= EXERCISE MATERIALS =

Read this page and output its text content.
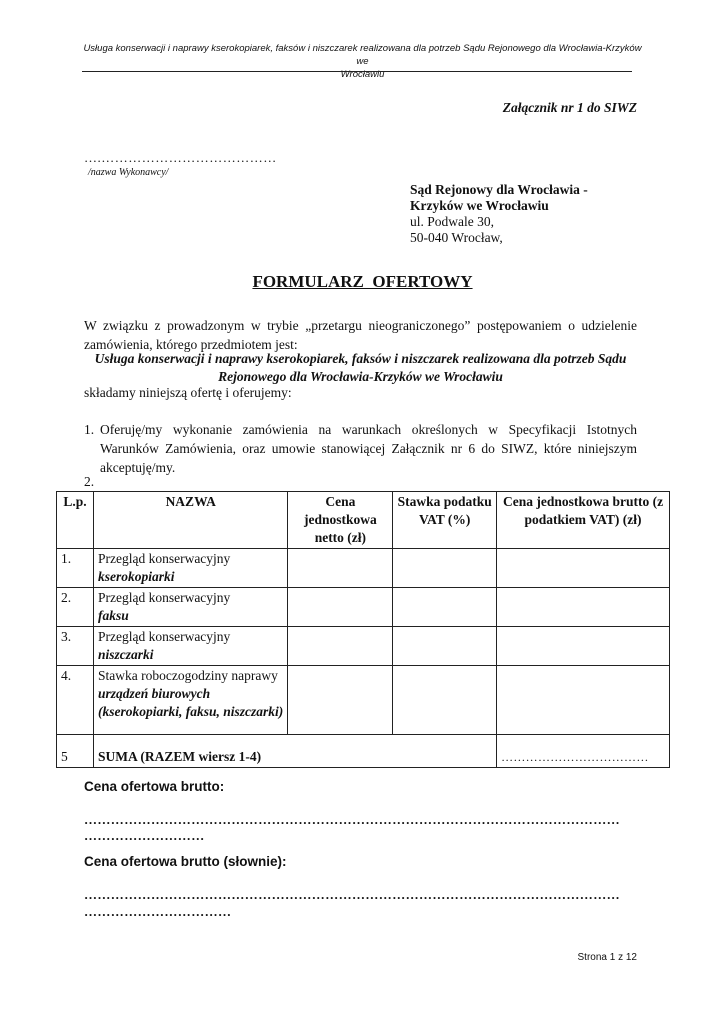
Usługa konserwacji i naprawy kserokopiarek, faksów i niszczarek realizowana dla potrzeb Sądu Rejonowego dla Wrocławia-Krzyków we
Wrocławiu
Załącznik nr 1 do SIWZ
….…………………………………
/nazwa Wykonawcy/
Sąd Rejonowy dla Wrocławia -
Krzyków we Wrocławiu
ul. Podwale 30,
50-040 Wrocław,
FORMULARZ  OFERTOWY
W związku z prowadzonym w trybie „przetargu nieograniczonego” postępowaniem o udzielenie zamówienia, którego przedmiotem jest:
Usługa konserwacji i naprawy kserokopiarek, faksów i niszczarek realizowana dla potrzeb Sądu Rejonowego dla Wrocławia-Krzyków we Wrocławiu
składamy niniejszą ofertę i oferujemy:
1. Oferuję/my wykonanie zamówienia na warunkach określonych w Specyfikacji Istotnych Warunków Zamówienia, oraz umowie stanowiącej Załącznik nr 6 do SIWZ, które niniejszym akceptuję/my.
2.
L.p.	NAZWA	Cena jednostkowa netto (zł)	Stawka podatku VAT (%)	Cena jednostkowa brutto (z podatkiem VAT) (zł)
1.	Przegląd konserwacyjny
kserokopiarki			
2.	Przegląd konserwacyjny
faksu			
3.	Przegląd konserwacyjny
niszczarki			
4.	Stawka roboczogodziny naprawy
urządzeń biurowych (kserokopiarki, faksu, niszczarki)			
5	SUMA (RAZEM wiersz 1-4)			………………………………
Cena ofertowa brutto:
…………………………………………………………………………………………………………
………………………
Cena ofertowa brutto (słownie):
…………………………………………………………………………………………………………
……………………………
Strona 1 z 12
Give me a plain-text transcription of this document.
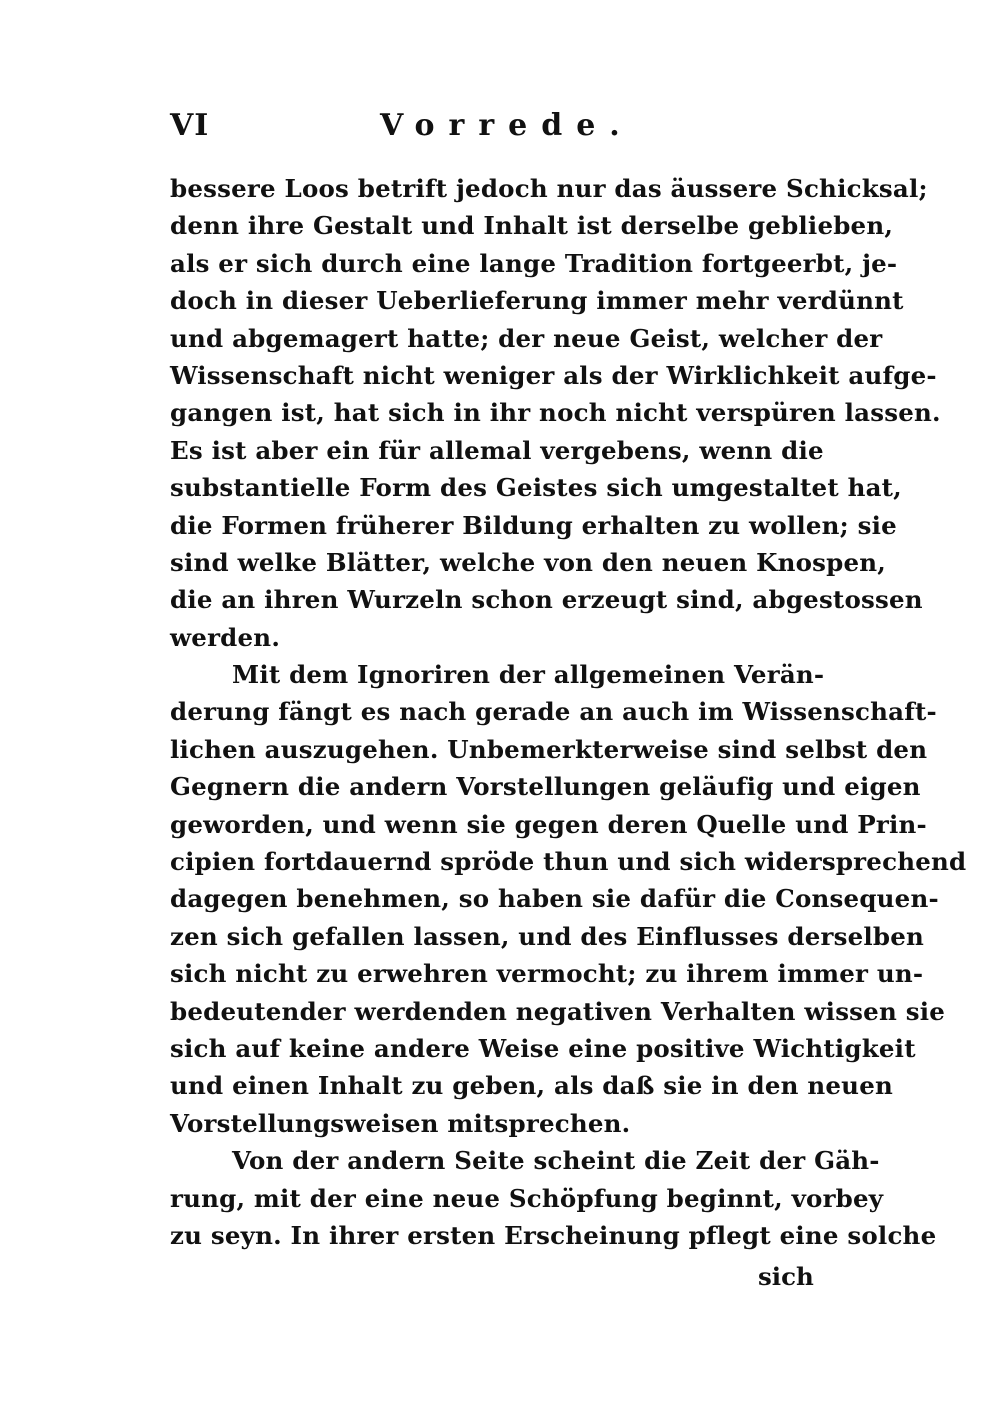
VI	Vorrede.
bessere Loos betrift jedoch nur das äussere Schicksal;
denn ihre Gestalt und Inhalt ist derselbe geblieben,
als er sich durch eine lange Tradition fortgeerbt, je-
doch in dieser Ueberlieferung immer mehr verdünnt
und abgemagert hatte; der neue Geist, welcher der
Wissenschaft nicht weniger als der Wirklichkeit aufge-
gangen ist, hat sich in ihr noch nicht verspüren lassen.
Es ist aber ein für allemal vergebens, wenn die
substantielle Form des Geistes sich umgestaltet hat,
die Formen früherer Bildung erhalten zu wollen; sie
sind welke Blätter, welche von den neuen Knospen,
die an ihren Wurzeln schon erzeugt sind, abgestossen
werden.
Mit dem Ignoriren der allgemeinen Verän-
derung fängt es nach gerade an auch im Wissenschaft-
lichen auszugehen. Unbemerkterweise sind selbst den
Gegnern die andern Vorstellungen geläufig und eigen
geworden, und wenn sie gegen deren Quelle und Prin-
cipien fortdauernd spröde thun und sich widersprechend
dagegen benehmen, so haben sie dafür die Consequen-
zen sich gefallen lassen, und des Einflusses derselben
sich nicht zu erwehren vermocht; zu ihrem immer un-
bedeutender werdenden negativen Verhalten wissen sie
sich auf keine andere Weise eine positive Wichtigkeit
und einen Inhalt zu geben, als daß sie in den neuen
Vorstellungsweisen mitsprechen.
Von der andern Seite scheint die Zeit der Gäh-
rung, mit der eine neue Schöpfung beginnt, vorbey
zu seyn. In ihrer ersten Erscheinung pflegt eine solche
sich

==

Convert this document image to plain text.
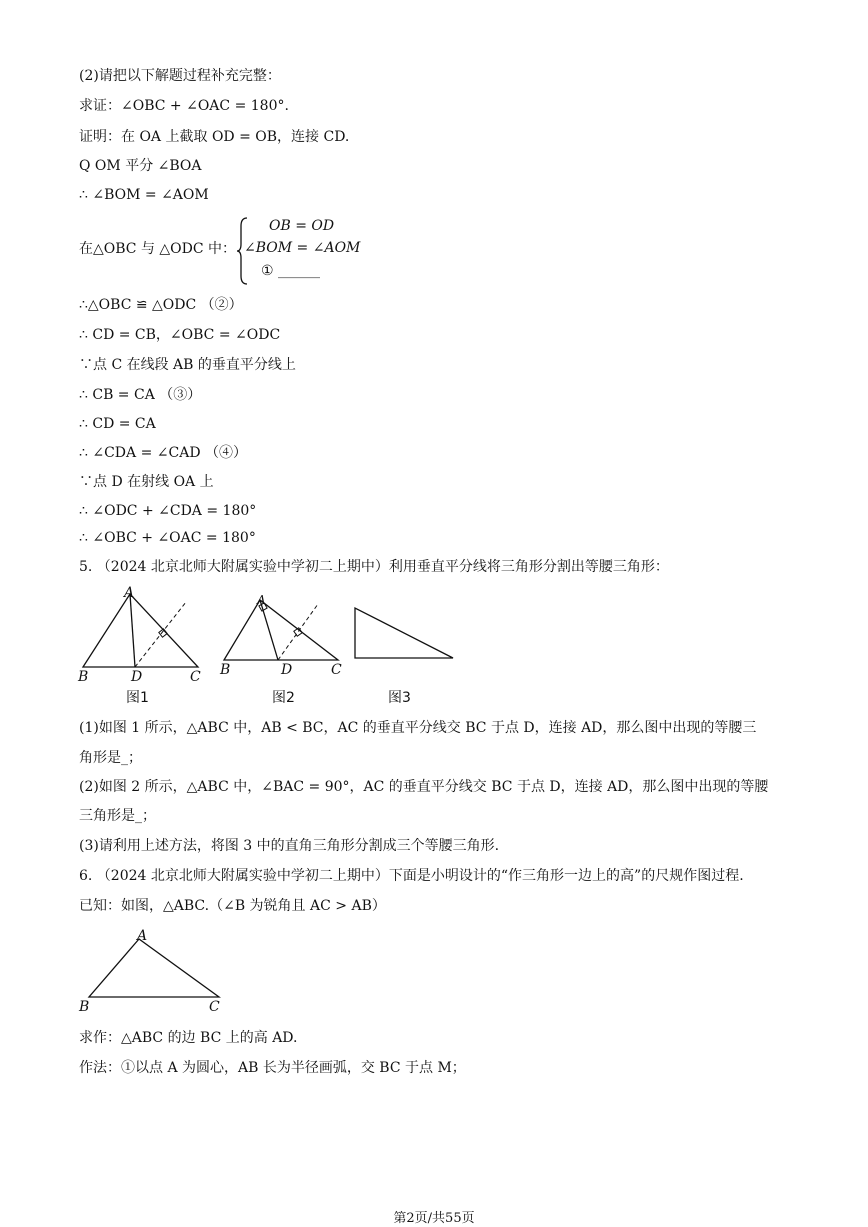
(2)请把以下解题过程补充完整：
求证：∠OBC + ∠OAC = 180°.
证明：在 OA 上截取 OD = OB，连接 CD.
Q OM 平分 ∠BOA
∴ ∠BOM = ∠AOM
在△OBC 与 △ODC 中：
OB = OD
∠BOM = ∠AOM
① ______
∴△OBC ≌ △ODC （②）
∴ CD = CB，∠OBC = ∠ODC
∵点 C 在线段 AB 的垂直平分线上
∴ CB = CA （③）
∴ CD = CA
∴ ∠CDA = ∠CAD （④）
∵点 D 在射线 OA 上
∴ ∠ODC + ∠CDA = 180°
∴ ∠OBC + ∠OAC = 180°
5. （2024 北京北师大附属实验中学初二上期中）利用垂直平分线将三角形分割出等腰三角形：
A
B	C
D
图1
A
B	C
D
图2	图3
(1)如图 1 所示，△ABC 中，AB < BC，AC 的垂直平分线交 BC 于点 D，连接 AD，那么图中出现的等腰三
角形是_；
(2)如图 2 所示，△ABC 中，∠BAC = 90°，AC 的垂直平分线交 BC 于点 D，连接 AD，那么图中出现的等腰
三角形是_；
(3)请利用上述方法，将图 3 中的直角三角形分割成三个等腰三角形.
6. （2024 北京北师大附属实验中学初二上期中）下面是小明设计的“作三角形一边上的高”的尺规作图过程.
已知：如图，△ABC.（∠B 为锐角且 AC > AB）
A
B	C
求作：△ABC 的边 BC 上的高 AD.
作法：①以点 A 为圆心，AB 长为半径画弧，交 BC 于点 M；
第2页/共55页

= WHAT NEEDS TO BE DONE =
Give only the number of lines above that hold the string "lassen".

= CORRECT RESPONSE =
2